• _Prompt_
Please give the entries again in full and exactly, without any picture.

• _Extracted records_
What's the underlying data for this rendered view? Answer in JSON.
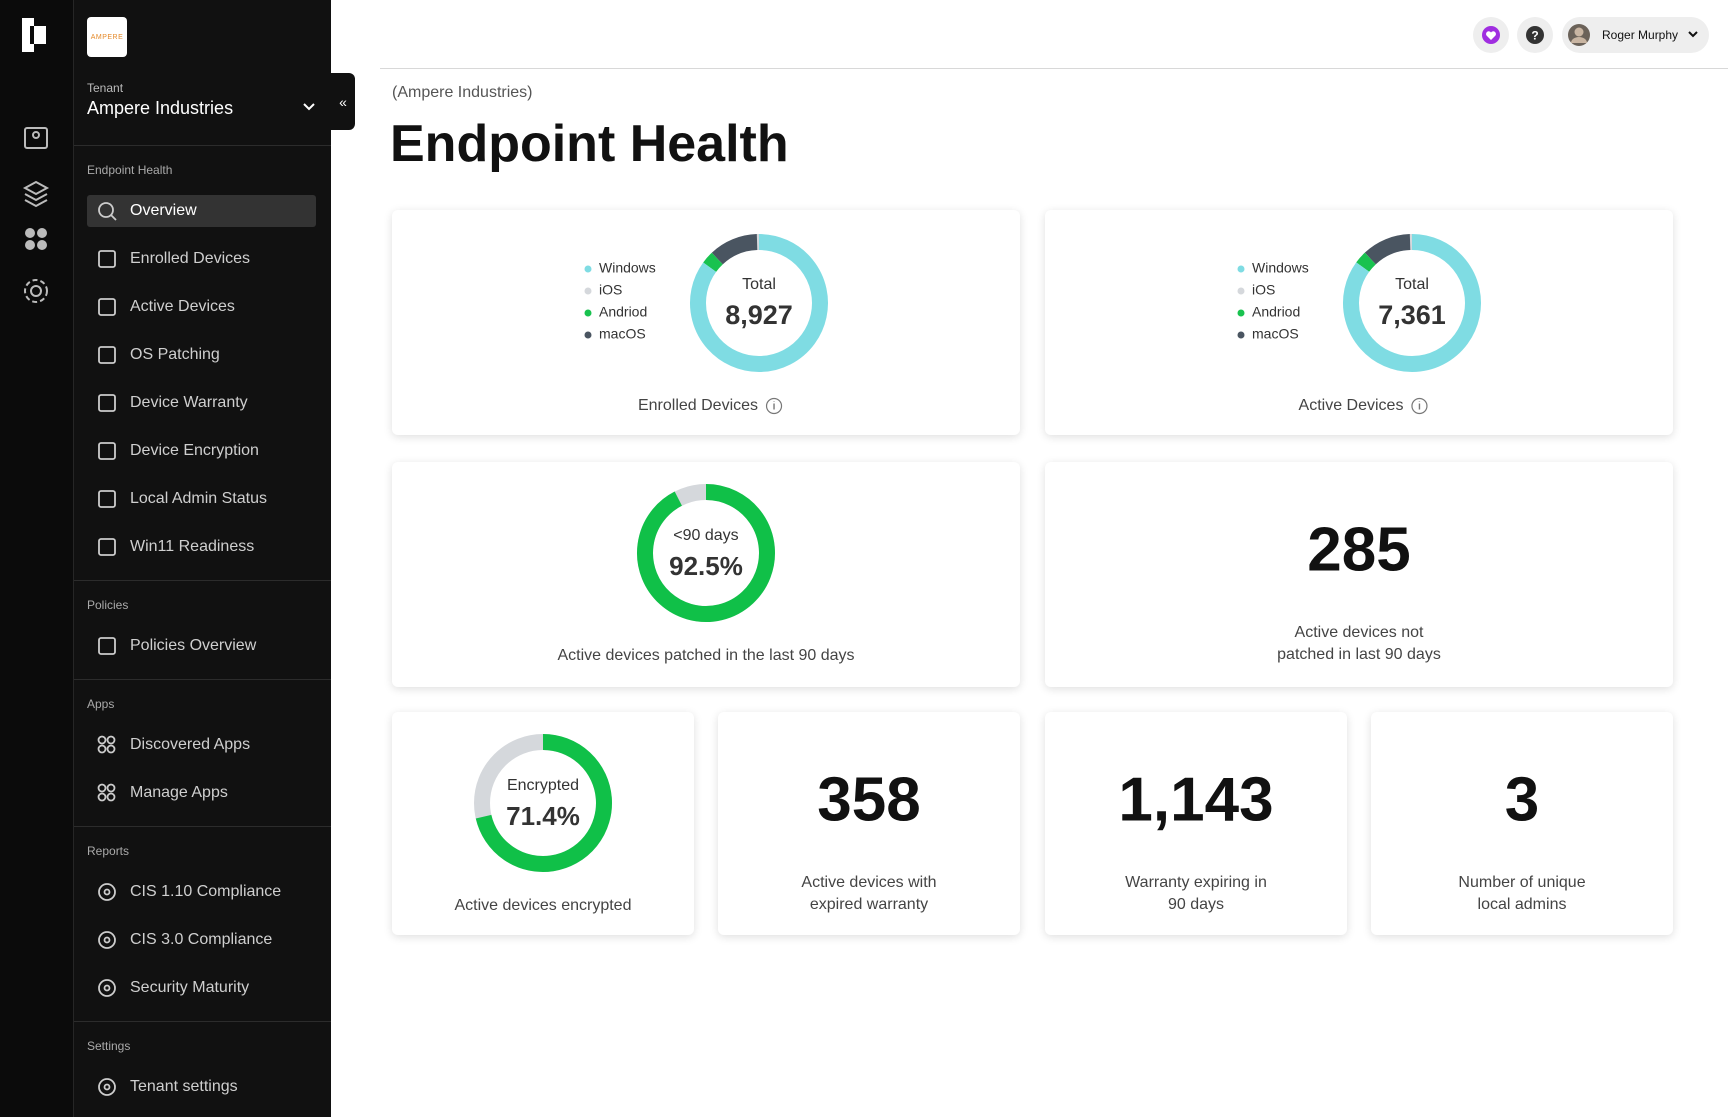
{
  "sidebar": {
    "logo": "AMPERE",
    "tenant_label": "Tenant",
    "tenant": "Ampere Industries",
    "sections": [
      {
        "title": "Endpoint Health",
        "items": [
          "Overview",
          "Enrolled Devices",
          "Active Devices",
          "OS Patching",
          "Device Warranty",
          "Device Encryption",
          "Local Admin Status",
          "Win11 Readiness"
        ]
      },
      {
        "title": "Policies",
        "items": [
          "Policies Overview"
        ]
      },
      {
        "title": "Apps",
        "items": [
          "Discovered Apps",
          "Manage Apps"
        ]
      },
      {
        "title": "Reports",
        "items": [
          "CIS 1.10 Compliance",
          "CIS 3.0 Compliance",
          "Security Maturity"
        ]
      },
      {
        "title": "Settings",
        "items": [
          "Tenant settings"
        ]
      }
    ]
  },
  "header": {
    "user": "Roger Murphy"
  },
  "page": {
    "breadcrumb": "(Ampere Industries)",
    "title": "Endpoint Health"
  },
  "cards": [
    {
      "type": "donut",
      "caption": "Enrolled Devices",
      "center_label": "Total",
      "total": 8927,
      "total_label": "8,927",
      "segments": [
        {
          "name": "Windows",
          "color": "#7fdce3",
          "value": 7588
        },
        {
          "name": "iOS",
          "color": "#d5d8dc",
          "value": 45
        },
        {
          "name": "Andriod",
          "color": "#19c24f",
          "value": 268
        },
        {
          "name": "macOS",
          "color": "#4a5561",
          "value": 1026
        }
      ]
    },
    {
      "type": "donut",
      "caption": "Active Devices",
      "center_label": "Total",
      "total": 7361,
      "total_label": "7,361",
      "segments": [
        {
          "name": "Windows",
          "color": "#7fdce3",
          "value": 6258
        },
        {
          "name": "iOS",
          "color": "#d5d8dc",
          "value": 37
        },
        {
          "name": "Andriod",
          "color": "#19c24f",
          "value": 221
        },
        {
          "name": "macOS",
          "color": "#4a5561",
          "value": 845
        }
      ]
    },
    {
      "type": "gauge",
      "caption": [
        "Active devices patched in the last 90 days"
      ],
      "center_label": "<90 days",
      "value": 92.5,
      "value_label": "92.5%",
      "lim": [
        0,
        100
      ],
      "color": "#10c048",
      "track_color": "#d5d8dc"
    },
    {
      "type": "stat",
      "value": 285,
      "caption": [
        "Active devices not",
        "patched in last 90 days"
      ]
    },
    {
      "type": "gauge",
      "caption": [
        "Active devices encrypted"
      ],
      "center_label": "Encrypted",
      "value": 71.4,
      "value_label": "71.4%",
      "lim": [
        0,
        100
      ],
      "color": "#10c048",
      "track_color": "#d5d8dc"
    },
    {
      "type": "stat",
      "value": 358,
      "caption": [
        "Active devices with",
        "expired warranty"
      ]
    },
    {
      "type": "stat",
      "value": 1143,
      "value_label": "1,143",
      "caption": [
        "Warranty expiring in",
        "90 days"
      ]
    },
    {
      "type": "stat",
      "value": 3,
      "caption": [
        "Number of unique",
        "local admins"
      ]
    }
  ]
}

• _Response_
What's the underlying data for this rendered view? Answer in JSON.
{
  "sidebar": {
    "logo": "AMPERE",
    "tenant_label": "Tenant",
    "tenant": "Ampere Industries",
    "sections": [
      {
        "title": "Endpoint Health",
        "items": [
          "Overview",
          "Enrolled Devices",
          "Active Devices",
          "OS Patching",
          "Device Warranty",
          "Device Encryption",
          "Local Admin Status",
          "Win11 Readiness"
        ]
      },
      {
        "title": "Policies",
        "items": [
          "Policies Overview"
        ]
      },
      {
        "title": "Apps",
        "items": [
          "Discovered Apps",
          "Manage Apps"
        ]
      },
      {
        "title": "Reports",
        "items": [
          "CIS 1.10 Compliance",
          "CIS 3.0 Compliance",
          "Security Maturity"
        ]
      },
      {
        "title": "Settings",
        "items": [
          "Tenant settings"
        ]
      }
    ]
  },
  "header": {
    "user": "Roger Murphy"
  },
  "page": {
    "breadcrumb": "(Ampere Industries)",
    "title": "Endpoint Health"
  },
  "cards": [
    {
      "type": "donut",
      "caption": "Enrolled Devices",
      "center_label": "Total",
      "total": 8927,
      "total_label": "8,927",
      "segments": [
        {
          "name": "Windows",
          "color": "#7fdce3",
          "value": 7588
        },
        {
          "name": "iOS",
          "color": "#d5d8dc",
          "value": 45
        },
        {
          "name": "Andriod",
          "color": "#19c24f",
          "value": 268
        },
        {
          "name": "macOS",
          "color": "#4a5561",
          "value": 1026
        }
      ]
    },
    {
      "type": "donut",
      "caption": "Active Devices",
      "center_label": "Total",
      "total": 7361,
      "total_label": "7,361",
      "segments": [
        {
          "name": "Windows",
          "color": "#7fdce3",
          "value": 6258
        },
        {
          "name": "iOS",
          "color": "#d5d8dc",
          "value": 37
        },
        {
          "name": "Andriod",
          "color": "#19c24f",
          "value": 221
        },
        {
          "name": "macOS",
          "color": "#4a5561",
          "value": 845
        }
      ]
    },
    {
      "type": "gauge",
      "caption": [
        "Active devices patched in the last 90 days"
      ],
      "center_label": "<90 days",
      "value": 92.5,
      "value_label": "92.5%",
      "lim": [
        0,
        100
      ],
      "color": "#10c048",
      "track_color": "#d5d8dc"
    },
    {
      "type": "stat",
      "value": 285,
      "caption": [
        "Active devices not",
        "patched in last 90 days"
      ]
    },
    {
      "type": "gauge",
      "caption": [
        "Active devices encrypted"
      ],
      "center_label": "Encrypted",
      "value": 71.4,
      "value_label": "71.4%",
      "lim": [
        0,
        100
      ],
      "color": "#10c048",
      "track_color": "#d5d8dc"
    },
    {
      "type": "stat",
      "value": 358,
      "caption": [
        "Active devices with",
        "expired warranty"
      ]
    },
    {
      "type": "stat",
      "value": 1143,
      "value_label": "1,143",
      "caption": [
        "Warranty expiring in",
        "90 days"
      ]
    },
    {
      "type": "stat",
      "value": 3,
      "caption": [
        "Number of unique",
        "local admins"
      ]
    }
  ]
}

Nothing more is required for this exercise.